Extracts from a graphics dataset
↓

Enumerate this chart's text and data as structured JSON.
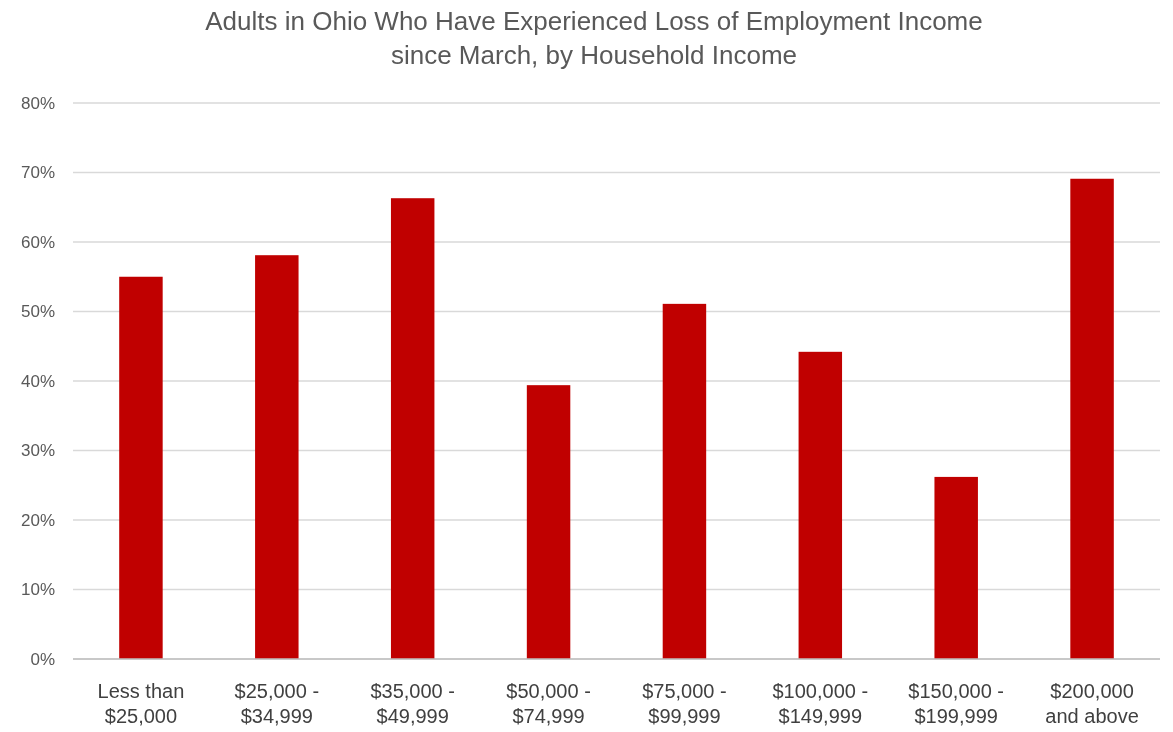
{
  "chart_data": {
    "type": "bar",
    "title": "Adults in Ohio Who Have Experienced Loss of Employment Income\nsince March, by Household Income",
    "categories": [
      "Less than\n$25,000",
      "$25,000 -\n$34,999",
      "$35,000 -\n$49,999",
      "$50,000 -\n$74,999",
      "$75,000 -\n$99,999",
      "$100,000 -\n$149,999",
      "$150,000 -\n$199,999",
      "$200,000\nand above"
    ],
    "values": [
      55.0,
      58.1,
      66.3,
      39.4,
      51.1,
      44.2,
      26.2,
      69.1
    ],
    "color": "#c00000",
    "ylim": [
      0,
      80
    ],
    "yticks": [
      {
        "value": 0,
        "label": "0%"
      },
      {
        "value": 10,
        "label": "10%"
      },
      {
        "value": 20,
        "label": "20%"
      },
      {
        "value": 30,
        "label": "30%"
      },
      {
        "value": 40,
        "label": "40%"
      },
      {
        "value": 50,
        "label": "50%"
      },
      {
        "value": 60,
        "label": "60%"
      },
      {
        "value": 70,
        "label": "70%"
      },
      {
        "value": 80,
        "label": "80%"
      }
    ],
    "grid": true
  }
}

↑

Task details:
Which lines above contain the word "label"? Copy each of them.

Result of the task:
        "label": "0%"
        "label": "10%"
        "label": "20%"
        "label": "30%"
        "label": "40%"
        "label": "50%"
        "label": "60%"
        "label": "70%"
        "label": "80%"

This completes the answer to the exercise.